YOUR GOAL> Below is a block of data; give all of it again word for word.

DATA PROVIDED>

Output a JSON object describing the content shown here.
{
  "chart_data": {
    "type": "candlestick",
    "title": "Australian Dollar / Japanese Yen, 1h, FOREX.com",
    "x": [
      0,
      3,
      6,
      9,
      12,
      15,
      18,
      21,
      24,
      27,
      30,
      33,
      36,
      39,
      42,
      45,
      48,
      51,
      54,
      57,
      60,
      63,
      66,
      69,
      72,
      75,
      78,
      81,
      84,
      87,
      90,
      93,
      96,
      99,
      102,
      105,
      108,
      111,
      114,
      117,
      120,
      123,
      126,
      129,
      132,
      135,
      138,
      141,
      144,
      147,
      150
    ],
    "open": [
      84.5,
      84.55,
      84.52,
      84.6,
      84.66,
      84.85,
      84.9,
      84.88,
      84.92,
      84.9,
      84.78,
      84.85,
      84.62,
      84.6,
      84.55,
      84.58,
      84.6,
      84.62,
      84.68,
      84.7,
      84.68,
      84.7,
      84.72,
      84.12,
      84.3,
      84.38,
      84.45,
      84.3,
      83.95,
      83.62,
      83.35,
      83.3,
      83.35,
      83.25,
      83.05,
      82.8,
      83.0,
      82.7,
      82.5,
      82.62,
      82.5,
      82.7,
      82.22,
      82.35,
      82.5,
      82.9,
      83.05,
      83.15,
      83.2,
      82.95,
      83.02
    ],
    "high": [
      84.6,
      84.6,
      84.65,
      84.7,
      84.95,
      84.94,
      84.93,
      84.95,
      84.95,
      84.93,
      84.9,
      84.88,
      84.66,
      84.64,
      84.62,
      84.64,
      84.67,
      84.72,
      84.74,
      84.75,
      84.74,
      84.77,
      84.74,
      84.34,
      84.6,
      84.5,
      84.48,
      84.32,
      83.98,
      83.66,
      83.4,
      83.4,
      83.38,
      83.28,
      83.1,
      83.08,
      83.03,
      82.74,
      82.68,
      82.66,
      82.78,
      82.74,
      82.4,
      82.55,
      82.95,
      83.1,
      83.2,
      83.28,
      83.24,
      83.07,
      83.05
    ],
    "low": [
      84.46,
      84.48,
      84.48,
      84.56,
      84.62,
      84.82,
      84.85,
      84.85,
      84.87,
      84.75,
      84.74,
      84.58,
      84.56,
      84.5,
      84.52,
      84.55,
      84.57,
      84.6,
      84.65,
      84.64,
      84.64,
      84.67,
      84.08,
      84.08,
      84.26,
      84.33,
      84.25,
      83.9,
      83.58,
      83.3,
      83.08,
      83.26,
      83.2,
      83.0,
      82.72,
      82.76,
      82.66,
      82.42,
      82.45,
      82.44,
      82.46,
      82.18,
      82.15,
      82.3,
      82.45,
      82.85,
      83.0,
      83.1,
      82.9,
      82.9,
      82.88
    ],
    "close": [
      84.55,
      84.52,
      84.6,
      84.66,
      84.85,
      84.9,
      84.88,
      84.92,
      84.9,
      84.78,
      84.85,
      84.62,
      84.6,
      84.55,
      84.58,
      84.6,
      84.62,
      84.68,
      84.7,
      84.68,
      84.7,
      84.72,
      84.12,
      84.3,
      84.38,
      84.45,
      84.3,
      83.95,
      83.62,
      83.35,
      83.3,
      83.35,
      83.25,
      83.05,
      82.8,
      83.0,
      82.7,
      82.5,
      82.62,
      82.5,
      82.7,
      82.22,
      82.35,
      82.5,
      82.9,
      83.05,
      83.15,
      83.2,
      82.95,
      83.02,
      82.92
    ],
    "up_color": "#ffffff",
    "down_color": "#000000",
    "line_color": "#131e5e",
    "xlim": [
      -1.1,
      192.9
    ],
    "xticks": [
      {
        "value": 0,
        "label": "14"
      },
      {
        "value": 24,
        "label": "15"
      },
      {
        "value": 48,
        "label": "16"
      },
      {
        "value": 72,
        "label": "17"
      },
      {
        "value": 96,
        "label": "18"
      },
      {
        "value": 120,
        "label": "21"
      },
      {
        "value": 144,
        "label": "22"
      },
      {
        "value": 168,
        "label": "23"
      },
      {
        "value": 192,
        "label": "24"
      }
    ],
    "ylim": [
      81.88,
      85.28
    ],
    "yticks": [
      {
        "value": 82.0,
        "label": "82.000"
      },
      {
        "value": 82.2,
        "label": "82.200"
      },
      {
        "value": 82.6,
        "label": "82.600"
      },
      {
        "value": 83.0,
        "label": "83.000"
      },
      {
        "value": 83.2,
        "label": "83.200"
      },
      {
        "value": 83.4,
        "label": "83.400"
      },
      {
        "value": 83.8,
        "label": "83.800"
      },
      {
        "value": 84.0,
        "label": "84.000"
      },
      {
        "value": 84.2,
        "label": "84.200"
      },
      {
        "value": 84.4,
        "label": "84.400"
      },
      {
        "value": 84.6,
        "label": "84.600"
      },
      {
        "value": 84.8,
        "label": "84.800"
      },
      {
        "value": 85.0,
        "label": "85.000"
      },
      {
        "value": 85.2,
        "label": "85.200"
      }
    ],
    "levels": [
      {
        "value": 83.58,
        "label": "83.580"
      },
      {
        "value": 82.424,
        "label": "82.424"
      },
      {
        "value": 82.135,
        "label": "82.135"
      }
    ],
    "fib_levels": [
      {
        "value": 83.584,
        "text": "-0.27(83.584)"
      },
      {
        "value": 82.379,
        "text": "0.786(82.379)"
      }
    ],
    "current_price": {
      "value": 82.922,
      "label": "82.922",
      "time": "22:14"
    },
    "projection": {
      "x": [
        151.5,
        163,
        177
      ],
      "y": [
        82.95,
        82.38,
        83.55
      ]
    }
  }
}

OUTPUT BELOW>
Output a JSON object describing the content shown here.
{
  "chart_data": {
    "type": "candlestick",
    "title": "Australian Dollar / Japanese Yen, 1h, FOREX.com",
    "x": [
      0,
      3,
      6,
      9,
      12,
      15,
      18,
      21,
      24,
      27,
      30,
      33,
      36,
      39,
      42,
      45,
      48,
      51,
      54,
      57,
      60,
      63,
      66,
      69,
      72,
      75,
      78,
      81,
      84,
      87,
      90,
      93,
      96,
      99,
      102,
      105,
      108,
      111,
      114,
      117,
      120,
      123,
      126,
      129,
      132,
      135,
      138,
      141,
      144,
      147,
      150
    ],
    "open": [
      84.5,
      84.55,
      84.52,
      84.6,
      84.66,
      84.85,
      84.9,
      84.88,
      84.92,
      84.9,
      84.78,
      84.85,
      84.62,
      84.6,
      84.55,
      84.58,
      84.6,
      84.62,
      84.68,
      84.7,
      84.68,
      84.7,
      84.72,
      84.12,
      84.3,
      84.38,
      84.45,
      84.3,
      83.95,
      83.62,
      83.35,
      83.3,
      83.35,
      83.25,
      83.05,
      82.8,
      83.0,
      82.7,
      82.5,
      82.62,
      82.5,
      82.7,
      82.22,
      82.35,
      82.5,
      82.9,
      83.05,
      83.15,
      83.2,
      82.95,
      83.02
    ],
    "high": [
      84.6,
      84.6,
      84.65,
      84.7,
      84.95,
      84.94,
      84.93,
      84.95,
      84.95,
      84.93,
      84.9,
      84.88,
      84.66,
      84.64,
      84.62,
      84.64,
      84.67,
      84.72,
      84.74,
      84.75,
      84.74,
      84.77,
      84.74,
      84.34,
      84.6,
      84.5,
      84.48,
      84.32,
      83.98,
      83.66,
      83.4,
      83.4,
      83.38,
      83.28,
      83.1,
      83.08,
      83.03,
      82.74,
      82.68,
      82.66,
      82.78,
      82.74,
      82.4,
      82.55,
      82.95,
      83.1,
      83.2,
      83.28,
      83.24,
      83.07,
      83.05
    ],
    "low": [
      84.46,
      84.48,
      84.48,
      84.56,
      84.62,
      84.82,
      84.85,
      84.85,
      84.87,
      84.75,
      84.74,
      84.58,
      84.56,
      84.5,
      84.52,
      84.55,
      84.57,
      84.6,
      84.65,
      84.64,
      84.64,
      84.67,
      84.08,
      84.08,
      84.26,
      84.33,
      84.25,
      83.9,
      83.58,
      83.3,
      83.08,
      83.26,
      83.2,
      83.0,
      82.72,
      82.76,
      82.66,
      82.42,
      82.45,
      82.44,
      82.46,
      82.18,
      82.15,
      82.3,
      82.45,
      82.85,
      83.0,
      83.1,
      82.9,
      82.9,
      82.88
    ],
    "close": [
      84.55,
      84.52,
      84.6,
      84.66,
      84.85,
      84.9,
      84.88,
      84.92,
      84.9,
      84.78,
      84.85,
      84.62,
      84.6,
      84.55,
      84.58,
      84.6,
      84.62,
      84.68,
      84.7,
      84.68,
      84.7,
      84.72,
      84.12,
      84.3,
      84.38,
      84.45,
      84.3,
      83.95,
      83.62,
      83.35,
      83.3,
      83.35,
      83.25,
      83.05,
      82.8,
      83.0,
      82.7,
      82.5,
      82.62,
      82.5,
      82.7,
      82.22,
      82.35,
      82.5,
      82.9,
      83.05,
      83.15,
      83.2,
      82.95,
      83.02,
      82.92
    ],
    "up_color": "#ffffff",
    "down_color": "#000000",
    "line_color": "#131e5e",
    "xlim": [
      -1.1,
      192.9
    ],
    "xticks": [
      {
        "value": 0,
        "label": "14"
      },
      {
        "value": 24,
        "label": "15"
      },
      {
        "value": 48,
        "label": "16"
      },
      {
        "value": 72,
        "label": "17"
      },
      {
        "value": 96,
        "label": "18"
      },
      {
        "value": 120,
        "label": "21"
      },
      {
        "value": 144,
        "label": "22"
      },
      {
        "value": 168,
        "label": "23"
      },
      {
        "value": 192,
        "label": "24"
      }
    ],
    "ylim": [
      81.88,
      85.28
    ],
    "yticks": [
      {
        "value": 82.0,
        "label": "82.000"
      },
      {
        "value": 82.2,
        "label": "82.200"
      },
      {
        "value": 82.6,
        "label": "82.600"
      },
      {
        "value": 83.0,
        "label": "83.000"
      },
      {
        "value": 83.2,
        "label": "83.200"
      },
      {
        "value": 83.4,
        "label": "83.400"
      },
      {
        "value": 83.8,
        "label": "83.800"
      },
      {
        "value": 84.0,
        "label": "84.000"
      },
      {
        "value": 84.2,
        "label": "84.200"
      },
      {
        "value": 84.4,
        "label": "84.400"
      },
      {
        "value": 84.6,
        "label": "84.600"
      },
      {
        "value": 84.8,
        "label": "84.800"
      },
      {
        "value": 85.0,
        "label": "85.000"
      },
      {
        "value": 85.2,
        "label": "85.200"
      }
    ],
    "levels": [
      {
        "value": 83.58,
        "label": "83.580"
      },
      {
        "value": 82.424,
        "label": "82.424"
      },
      {
        "value": 82.135,
        "label": "82.135"
      }
    ],
    "fib_levels": [
      {
        "value": 83.584,
        "text": "-0.27(83.584)"
      },
      {
        "value": 82.379,
        "text": "0.786(82.379)"
      }
    ],
    "current_price": {
      "value": 82.922,
      "label": "82.922",
      "time": "22:14"
    },
    "projection": {
      "x": [
        151.5,
        163,
        177
      ],
      "y": [
        82.95,
        82.38,
        83.55
      ]
    }
  }
}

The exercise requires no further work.